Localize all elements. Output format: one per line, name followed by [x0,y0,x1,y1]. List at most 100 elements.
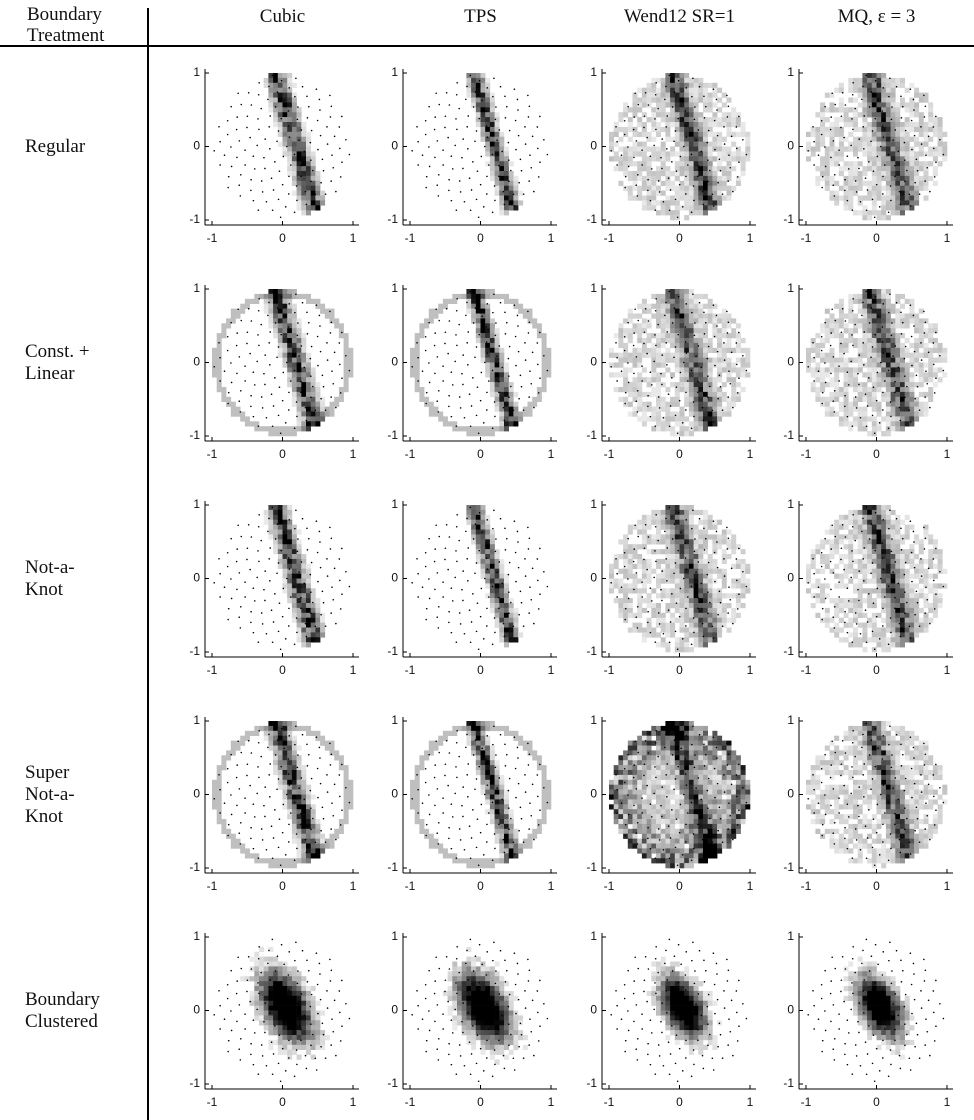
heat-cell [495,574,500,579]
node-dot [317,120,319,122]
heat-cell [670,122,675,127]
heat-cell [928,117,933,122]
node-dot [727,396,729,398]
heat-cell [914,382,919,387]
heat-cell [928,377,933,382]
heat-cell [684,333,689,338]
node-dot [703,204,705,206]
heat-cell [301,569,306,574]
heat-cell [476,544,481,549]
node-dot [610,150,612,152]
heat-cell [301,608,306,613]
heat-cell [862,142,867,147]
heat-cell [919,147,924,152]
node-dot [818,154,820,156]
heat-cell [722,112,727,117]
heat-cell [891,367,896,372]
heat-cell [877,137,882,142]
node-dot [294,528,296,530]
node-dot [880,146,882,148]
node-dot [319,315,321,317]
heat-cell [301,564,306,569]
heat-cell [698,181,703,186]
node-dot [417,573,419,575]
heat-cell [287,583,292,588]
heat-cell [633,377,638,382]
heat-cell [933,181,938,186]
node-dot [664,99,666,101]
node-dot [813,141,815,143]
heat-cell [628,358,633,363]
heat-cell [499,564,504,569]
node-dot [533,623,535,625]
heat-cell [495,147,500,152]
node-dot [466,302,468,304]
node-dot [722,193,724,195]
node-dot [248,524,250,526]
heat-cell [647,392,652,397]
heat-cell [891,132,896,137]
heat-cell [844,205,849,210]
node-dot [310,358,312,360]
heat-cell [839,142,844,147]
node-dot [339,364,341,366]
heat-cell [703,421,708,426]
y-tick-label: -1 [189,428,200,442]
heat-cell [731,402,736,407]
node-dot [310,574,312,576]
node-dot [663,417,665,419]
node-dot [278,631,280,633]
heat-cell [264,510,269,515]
☆ ☆ ☆ ☆ ☆
_Task description:_
Reproduce every line of the records above without changing anything, and leave the picture out of your answer.

_Answer to this exercise:_
Localize all elements. Output format: one per line, name followed by [x0,y0,x1,y1]. List at most 100 elements.
heat-cell [495,574,500,579]
node-dot [317,120,319,122]
heat-cell [670,122,675,127]
heat-cell [928,117,933,122]
node-dot [727,396,729,398]
heat-cell [914,382,919,387]
heat-cell [928,377,933,382]
heat-cell [684,333,689,338]
node-dot [703,204,705,206]
heat-cell [301,569,306,574]
heat-cell [476,544,481,549]
node-dot [610,150,612,152]
heat-cell [301,608,306,613]
heat-cell [862,142,867,147]
heat-cell [919,147,924,152]
node-dot [818,154,820,156]
heat-cell [722,112,727,117]
heat-cell [891,367,896,372]
heat-cell [877,137,882,142]
node-dot [294,528,296,530]
node-dot [880,146,882,148]
node-dot [319,315,321,317]
heat-cell [301,564,306,569]
heat-cell [698,181,703,186]
node-dot [417,573,419,575]
heat-cell [287,583,292,588]
heat-cell [633,377,638,382]
heat-cell [933,181,938,186]
node-dot [664,99,666,101]
node-dot [813,141,815,143]
heat-cell [628,358,633,363]
heat-cell [499,564,504,569]
node-dot [533,623,535,625]
heat-cell [495,147,500,152]
node-dot [466,302,468,304]
node-dot [722,193,724,195]
node-dot [248,524,250,526]
heat-cell [647,392,652,397]
heat-cell [891,132,896,137]
heat-cell [844,205,849,210]
node-dot [310,358,312,360]
heat-cell [839,142,844,147]
node-dot [339,364,341,366]
heat-cell [703,421,708,426]
y-tick-label: -1 [189,428,200,442]
heat-cell [731,402,736,407]
node-dot [310,574,312,576]
node-dot [663,417,665,419]
node-dot [278,631,280,633]
heat-cell [264,510,269,515]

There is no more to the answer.